Below is some material; set it all down exactly, apart from the pictures.

**Records for this task**:
»»

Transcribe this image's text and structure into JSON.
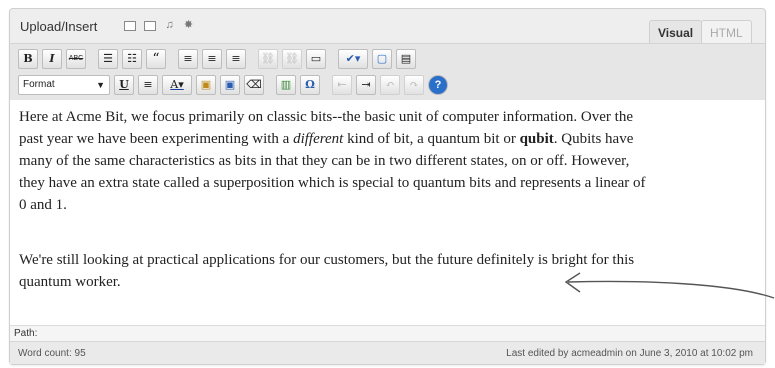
{
  "editor": {
    "upload_label": "Upload/Insert",
    "media_icons": [
      "image-icon",
      "video-icon",
      "audio-icon",
      "media-icon"
    ],
    "tabs": [
      {
        "label": "Visual",
        "active": true
      },
      {
        "label": "HTML",
        "active": false
      }
    ],
    "toolbar": {
      "row1": [
        {
          "icon": "bold-icon",
          "glyph": "B"
        },
        {
          "icon": "italic-icon",
          "glyph": "I"
        },
        {
          "icon": "strikethrough-icon",
          "glyph": "ABC"
        },
        {
          "icon": "bulleted-list-icon",
          "glyph": "☰"
        },
        {
          "icon": "numbered-list-icon",
          "glyph": "☷"
        },
        {
          "icon": "blockquote-icon",
          "glyph": "“"
        },
        {
          "icon": "align-left-icon",
          "glyph": "≡"
        },
        {
          "icon": "align-center-icon",
          "glyph": "≡"
        },
        {
          "icon": "align-right-icon",
          "glyph": "≡"
        },
        {
          "icon": "link-icon",
          "glyph": "⛓"
        },
        {
          "icon": "unlink-icon",
          "glyph": "⛓"
        },
        {
          "icon": "more-tag-icon",
          "glyph": "▭"
        },
        {
          "icon": "spellcheck-icon",
          "glyph": "✔"
        },
        {
          "icon": "fullscreen-icon",
          "glyph": "▢"
        },
        {
          "icon": "kitchen-sink-icon",
          "glyph": "▤"
        }
      ],
      "format_label": "Format",
      "row2": [
        {
          "icon": "underline-icon",
          "glyph": "U"
        },
        {
          "icon": "justify-icon",
          "glyph": "≡"
        },
        {
          "icon": "text-color-icon",
          "glyph": "A"
        },
        {
          "icon": "paste-text-icon",
          "glyph": "▣"
        },
        {
          "icon": "paste-word-icon",
          "glyph": "▣"
        },
        {
          "icon": "remove-format-icon",
          "glyph": "⌫"
        },
        {
          "icon": "insert-media-icon",
          "glyph": "▥"
        },
        {
          "icon": "special-character-icon",
          "glyph": "Ω"
        },
        {
          "icon": "outdent-icon",
          "glyph": "⇤"
        },
        {
          "icon": "indent-icon",
          "glyph": "⇥"
        },
        {
          "icon": "undo-icon",
          "glyph": "↶"
        },
        {
          "icon": "redo-icon",
          "glyph": "↷"
        },
        {
          "icon": "help-icon",
          "glyph": "?"
        }
      ]
    },
    "content": {
      "paragraph1_a": "Here at Acme Bit, we focus primarily on classic bits--the basic unit of computer information. Over the past year we have been experimenting with a ",
      "paragraph1_em": "different",
      "paragraph1_b": " kind of bit, a quantum bit or ",
      "paragraph1_strong": "qubit",
      "paragraph1_c": ". Qubits have many of the same characteristics as bits in that they can be in two different states, on or off. However, they have an extra state called a superposition which is special to quantum bits and represents a linear of 0 and 1.",
      "paragraph2": "We're still looking at practical applications for our customers, but the future definitely is bright for this quantum worker."
    },
    "path_label": "Path:",
    "word_count": "Word count: 95",
    "last_edited": "Last edited by acmeadmin on June 3, 2010 at 10:02 pm"
  }
}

««

**Task response**:
Transcribe this image's text and structure into JSON.
{
  "editor": {
    "upload_label": "Upload/Insert",
    "media_icons": [
      "image-icon",
      "video-icon",
      "audio-icon",
      "media-icon"
    ],
    "tabs": [
      {
        "label": "Visual",
        "active": true
      },
      {
        "label": "HTML",
        "active": false
      }
    ],
    "toolbar": {
      "row1": [
        {
          "icon": "bold-icon",
          "glyph": "B"
        },
        {
          "icon": "italic-icon",
          "glyph": "I"
        },
        {
          "icon": "strikethrough-icon",
          "glyph": "ABC"
        },
        {
          "icon": "bulleted-list-icon",
          "glyph": "☰"
        },
        {
          "icon": "numbered-list-icon",
          "glyph": "☷"
        },
        {
          "icon": "blockquote-icon",
          "glyph": "“"
        },
        {
          "icon": "align-left-icon",
          "glyph": "≡"
        },
        {
          "icon": "align-center-icon",
          "glyph": "≡"
        },
        {
          "icon": "align-right-icon",
          "glyph": "≡"
        },
        {
          "icon": "link-icon",
          "glyph": "⛓"
        },
        {
          "icon": "unlink-icon",
          "glyph": "⛓"
        },
        {
          "icon": "more-tag-icon",
          "glyph": "▭"
        },
        {
          "icon": "spellcheck-icon",
          "glyph": "✔"
        },
        {
          "icon": "fullscreen-icon",
          "glyph": "▢"
        },
        {
          "icon": "kitchen-sink-icon",
          "glyph": "▤"
        }
      ],
      "format_label": "Format",
      "row2": [
        {
          "icon": "underline-icon",
          "glyph": "U"
        },
        {
          "icon": "justify-icon",
          "glyph": "≡"
        },
        {
          "icon": "text-color-icon",
          "glyph": "A"
        },
        {
          "icon": "paste-text-icon",
          "glyph": "▣"
        },
        {
          "icon": "paste-word-icon",
          "glyph": "▣"
        },
        {
          "icon": "remove-format-icon",
          "glyph": "⌫"
        },
        {
          "icon": "insert-media-icon",
          "glyph": "▥"
        },
        {
          "icon": "special-character-icon",
          "glyph": "Ω"
        },
        {
          "icon": "outdent-icon",
          "glyph": "⇤"
        },
        {
          "icon": "indent-icon",
          "glyph": "⇥"
        },
        {
          "icon": "undo-icon",
          "glyph": "↶"
        },
        {
          "icon": "redo-icon",
          "glyph": "↷"
        },
        {
          "icon": "help-icon",
          "glyph": "?"
        }
      ]
    },
    "content": {
      "paragraph1_a": "Here at Acme Bit, we focus primarily on classic bits--the basic unit of computer information. Over the past year we have been experimenting with a ",
      "paragraph1_em": "different",
      "paragraph1_b": " kind of bit, a quantum bit or ",
      "paragraph1_strong": "qubit",
      "paragraph1_c": ". Qubits have many of the same characteristics as bits in that they can be in two different states, on or off. However, they have an extra state called a superposition which is special to quantum bits and represents a linear of 0 and 1.",
      "paragraph2": "We're still looking at practical applications for our customers, but the future definitely is bright for this quantum worker."
    },
    "path_label": "Path:",
    "word_count": "Word count: 95",
    "last_edited": "Last edited by acmeadmin on June 3, 2010 at 10:02 pm"
  }
}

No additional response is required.